> _GIVEN ENTRIES_

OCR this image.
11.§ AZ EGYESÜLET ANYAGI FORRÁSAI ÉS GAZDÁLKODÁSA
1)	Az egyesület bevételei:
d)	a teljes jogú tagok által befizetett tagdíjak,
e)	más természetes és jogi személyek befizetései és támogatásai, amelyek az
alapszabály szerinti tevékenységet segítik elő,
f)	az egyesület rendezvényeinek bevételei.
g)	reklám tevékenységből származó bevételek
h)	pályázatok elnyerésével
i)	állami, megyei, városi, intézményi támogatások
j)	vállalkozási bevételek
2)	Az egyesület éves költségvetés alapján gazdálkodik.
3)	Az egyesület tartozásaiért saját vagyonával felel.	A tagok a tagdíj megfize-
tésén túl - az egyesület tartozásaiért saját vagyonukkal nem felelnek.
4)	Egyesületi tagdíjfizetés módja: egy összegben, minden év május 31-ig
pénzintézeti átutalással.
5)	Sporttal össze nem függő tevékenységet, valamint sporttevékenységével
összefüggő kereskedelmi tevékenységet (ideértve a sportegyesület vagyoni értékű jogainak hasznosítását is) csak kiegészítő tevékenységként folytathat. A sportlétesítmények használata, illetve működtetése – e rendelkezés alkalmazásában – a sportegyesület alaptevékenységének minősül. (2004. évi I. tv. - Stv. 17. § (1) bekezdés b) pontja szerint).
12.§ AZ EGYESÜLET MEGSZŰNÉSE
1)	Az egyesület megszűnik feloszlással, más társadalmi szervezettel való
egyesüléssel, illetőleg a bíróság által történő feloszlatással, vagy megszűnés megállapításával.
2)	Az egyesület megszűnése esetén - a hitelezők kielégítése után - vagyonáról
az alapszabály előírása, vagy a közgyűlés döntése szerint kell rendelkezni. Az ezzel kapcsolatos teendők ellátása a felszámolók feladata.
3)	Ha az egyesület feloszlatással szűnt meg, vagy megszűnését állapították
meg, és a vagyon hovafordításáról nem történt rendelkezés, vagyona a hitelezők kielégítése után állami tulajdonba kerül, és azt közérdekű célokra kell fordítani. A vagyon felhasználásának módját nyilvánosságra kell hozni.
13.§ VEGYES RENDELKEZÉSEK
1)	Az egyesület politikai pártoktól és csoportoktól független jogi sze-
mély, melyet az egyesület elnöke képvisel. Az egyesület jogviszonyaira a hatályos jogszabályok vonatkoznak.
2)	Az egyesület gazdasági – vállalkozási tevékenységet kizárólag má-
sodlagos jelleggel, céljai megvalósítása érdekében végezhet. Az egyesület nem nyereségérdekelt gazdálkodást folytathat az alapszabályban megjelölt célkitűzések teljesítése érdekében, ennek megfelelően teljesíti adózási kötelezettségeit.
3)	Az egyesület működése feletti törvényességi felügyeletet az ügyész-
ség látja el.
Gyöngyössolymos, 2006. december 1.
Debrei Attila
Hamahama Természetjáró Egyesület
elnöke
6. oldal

> _EXERCISE_
Show all lines from the records above where the word "kell" occurs.

> _EXERCISE RESULT_
az alapszabály előírása, vagy a közgyűlés döntése szerint kell rendelkezni. Az ezzel kapcsolatos teendők ellátása a felszámolók feladata.
meg, és a vagyon hovafordításáról nem történt rendelkezés, vagyona a hitelezők kielégítése után állami tulajdonba kerül, és azt közérdekű célokra kell fordítani. A vagyon felhasználásának módját nyilvánosságra kell hozni.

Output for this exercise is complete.